What to do:
Copy out every line of the records below word for word, with nothing changed.
== Information provided ==
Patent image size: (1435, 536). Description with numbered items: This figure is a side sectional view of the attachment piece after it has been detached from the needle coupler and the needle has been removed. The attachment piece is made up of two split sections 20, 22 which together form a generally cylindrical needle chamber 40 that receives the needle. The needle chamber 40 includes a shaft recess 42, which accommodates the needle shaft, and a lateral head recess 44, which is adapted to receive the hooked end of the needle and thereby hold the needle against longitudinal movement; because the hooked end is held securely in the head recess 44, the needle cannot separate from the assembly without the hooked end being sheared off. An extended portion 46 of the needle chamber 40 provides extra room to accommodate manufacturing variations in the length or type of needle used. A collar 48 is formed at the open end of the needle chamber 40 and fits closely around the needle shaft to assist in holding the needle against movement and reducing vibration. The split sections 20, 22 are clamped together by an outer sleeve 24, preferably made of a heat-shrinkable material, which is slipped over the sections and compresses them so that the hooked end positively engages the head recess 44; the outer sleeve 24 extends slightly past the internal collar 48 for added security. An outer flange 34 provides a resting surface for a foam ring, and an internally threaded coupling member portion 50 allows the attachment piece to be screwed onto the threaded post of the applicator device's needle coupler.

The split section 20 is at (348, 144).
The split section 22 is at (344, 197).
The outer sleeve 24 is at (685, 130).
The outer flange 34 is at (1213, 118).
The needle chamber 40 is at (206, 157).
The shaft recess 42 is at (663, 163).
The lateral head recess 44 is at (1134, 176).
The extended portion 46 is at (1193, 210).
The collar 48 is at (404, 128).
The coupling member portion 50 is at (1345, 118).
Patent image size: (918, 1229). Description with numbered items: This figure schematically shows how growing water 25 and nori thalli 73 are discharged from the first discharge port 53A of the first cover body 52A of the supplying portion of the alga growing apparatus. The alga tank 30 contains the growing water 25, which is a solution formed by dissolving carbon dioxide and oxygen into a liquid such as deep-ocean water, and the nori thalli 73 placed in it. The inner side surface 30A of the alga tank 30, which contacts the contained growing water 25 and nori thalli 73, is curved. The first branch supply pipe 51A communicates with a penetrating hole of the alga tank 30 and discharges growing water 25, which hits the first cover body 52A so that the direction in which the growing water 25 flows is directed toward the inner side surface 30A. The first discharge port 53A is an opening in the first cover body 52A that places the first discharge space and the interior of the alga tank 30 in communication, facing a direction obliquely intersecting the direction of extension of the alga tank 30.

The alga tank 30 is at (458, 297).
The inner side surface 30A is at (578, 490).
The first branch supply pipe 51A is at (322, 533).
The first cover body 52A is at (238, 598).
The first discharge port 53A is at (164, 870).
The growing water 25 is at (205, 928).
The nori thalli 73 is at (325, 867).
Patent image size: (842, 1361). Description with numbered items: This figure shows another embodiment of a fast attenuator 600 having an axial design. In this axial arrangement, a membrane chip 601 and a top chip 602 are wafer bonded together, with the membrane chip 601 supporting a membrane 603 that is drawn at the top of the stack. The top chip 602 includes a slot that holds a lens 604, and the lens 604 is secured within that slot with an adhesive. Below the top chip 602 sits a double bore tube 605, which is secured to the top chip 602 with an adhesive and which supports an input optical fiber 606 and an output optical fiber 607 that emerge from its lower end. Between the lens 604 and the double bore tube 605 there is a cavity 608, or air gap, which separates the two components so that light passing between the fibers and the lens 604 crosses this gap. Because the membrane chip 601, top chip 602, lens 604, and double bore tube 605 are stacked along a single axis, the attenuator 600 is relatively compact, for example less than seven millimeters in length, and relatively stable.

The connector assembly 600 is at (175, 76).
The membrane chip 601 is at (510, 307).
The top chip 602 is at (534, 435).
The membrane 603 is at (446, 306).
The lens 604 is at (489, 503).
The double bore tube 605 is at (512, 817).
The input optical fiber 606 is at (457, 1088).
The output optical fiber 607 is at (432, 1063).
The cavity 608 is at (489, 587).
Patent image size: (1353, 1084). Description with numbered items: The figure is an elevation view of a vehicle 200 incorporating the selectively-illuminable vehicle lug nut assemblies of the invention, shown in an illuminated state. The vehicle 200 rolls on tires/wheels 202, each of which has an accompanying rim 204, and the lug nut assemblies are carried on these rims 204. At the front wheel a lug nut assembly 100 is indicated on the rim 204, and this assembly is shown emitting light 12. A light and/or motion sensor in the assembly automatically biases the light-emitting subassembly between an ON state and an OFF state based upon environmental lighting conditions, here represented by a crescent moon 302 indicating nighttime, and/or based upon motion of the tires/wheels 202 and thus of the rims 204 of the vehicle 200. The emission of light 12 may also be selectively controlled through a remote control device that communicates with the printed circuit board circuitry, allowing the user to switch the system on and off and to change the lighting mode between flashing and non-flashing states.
===
Result for this exercise:
Patent image size: (1435, 536). Description with numbered items: This figure is a side sectional view of the attachment piece after it has been detached from the needle coupler and the needle has been removed. The attachment piece is made up of two split sections 20, 22 which together form a generally cylindrical needle chamber 40 that receives the needle. The needle chamber 40 includes a shaft recess 42, which accommodates the needle shaft, and a lateral head recess 44, which is adapted to receive the hooked end of the needle and thereby hold the needle against longitudinal movement; because the hooked end is held securely in the head recess 44, the needle cannot separate from the assembly without the hooked end being sheared off. An extended portion 46 of the needle chamber 40 provides extra room to accommodate manufacturing variations in the length or type of needle used. A collar 48 is formed at the open end of the needle chamber 40 and fits closely around the needle shaft to assist in holding the needle against movement and reducing vibration. The split sections 20, 22 are clamped together by an outer sleeve 24, preferably made of a heat-shrinkable material, which is slipped over the sections and compresses them so that the hooked end positively engages the head recess 44; the outer sleeve 24 extends slightly past the internal collar 48 for added security. An outer flange 34 provides a resting surface for a foam ring, and an internally threaded coupling member portion 50 allows the attachment piece to be screwed onto the threaded post of the applicator device's needle coupler.

The split section 20 is at (348, 144).
The split section 22 is at (344, 197).
The outer sleeve 24 is at (685, 130).
The outer flange 34 is at (1213, 118).
The needle chamber 40 is at (206, 157).
The shaft recess 42 is at (663, 163).
The lateral head recess 44 is at (1134, 176).
The extended portion 46 is at (1193, 210).
The collar 48 is at (404, 128).
The coupling member portion 50 is at (1345, 118).
Patent image size: (918, 1229). Description with numbered items: This figure schematically shows how growing water 25 and nori thalli 73 are discharged from the first discharge port 53A of the first cover body 52A of the supplying portion of the alga growing apparatus. The alga tank 30 contains the growing water 25, which is a solution formed by dissolving carbon dioxide and oxygen into a liquid such as deep-ocean water, and the nori thalli 73 placed in it. The inner side surface 30A of the alga tank 30, which contacts the contained growing water 25 and nori thalli 73, is curved. The first branch supply pipe 51A communicates with a penetrating hole of the alga tank 30 and discharges growing water 25, which hits the first cover body 52A so that the direction in which the growing water 25 flows is directed toward the inner side surface 30A. The first discharge port 53A is an opening in the first cover body 52A that places the first discharge space and the interior of the alga tank 30 in communication, facing a direction obliquely intersecting the direction of extension of the alga tank 30.

The alga tank 30 is at (458, 297).
The inner side surface 30A is at (578, 490).
The first branch supply pipe 51A is at (322, 533).
The first cover body 52A is at (238, 598).
The first discharge port 53A is at (164, 870).
The growing water 25 is at (205, 928).
The nori thalli 73 is at (325, 867).
Patent image size: (842, 1361). Description with numbered items: This figure shows another embodiment of a fast attenuator 600 having an axial design. In this axial arrangement, a membrane chip 601 and a top chip 602 are wafer bonded together, with the membrane chip 601 supporting a membrane 603 that is drawn at the top of the stack. The top chip 602 includes a slot that holds a lens 604, and the lens 604 is secured within that slot with an adhesive. Below the top chip 602 sits a double bore tube 605, which is secured to the top chip 602 with an adhesive and which supports an input optical fiber 606 and an output optical fiber 607 that emerge from its lower end. Between the lens 604 and the double bore tube 605 there is a cavity 608, or air gap, which separates the two components so that light passing between the fibers and the lens 604 crosses this gap. Because the membrane chip 601, top chip 602, lens 604, and double bore tube 605 are stacked along a single axis, the attenuator 600 is relatively compact, for example less than seven millimeters in length, and relatively stable.

The connector assembly 600 is at (175, 76).
The membrane chip 601 is at (510, 307).
The top chip 602 is at (534, 435).
The membrane 603 is at (446, 306).
The lens 604 is at (489, 503).
The double bore tube 605 is at (512, 817).
The input optical fiber 606 is at (457, 1088).
The output optical fiber 607 is at (432, 1063).
The cavity 608 is at (489, 587).
Patent image size: (1353, 1084). Description with numbered items: The figure is an elevation view of a vehicle 200 incorporating the selectively-illuminable vehicle lug nut assemblies of the invention, shown in an illuminated state. The vehicle 200 rolls on tires/wheels 202, each of which has an accompanying rim 204, and the lug nut assemblies are carried on these rims 204. At the front wheel a lug nut assembly 100 is indicated on the rim 204, and this assembly is shown emitting light 12. A light and/or motion sensor in the assembly automatically biases the light-emitting subassembly between an ON state and an OFF state based upon environmental lighting conditions, here represented by a crescent moon 302 indicating nighttime, and/or based upon motion of the tires/wheels 202 and thus of the rims 204 of the vehicle 200. The emission of light 12 may also be selectively controlled through a remote control device that communicates with the printed circuit board circuitry, allowing the user to switch the system on and off and to change the lighting mode between flashing and non-flashing states.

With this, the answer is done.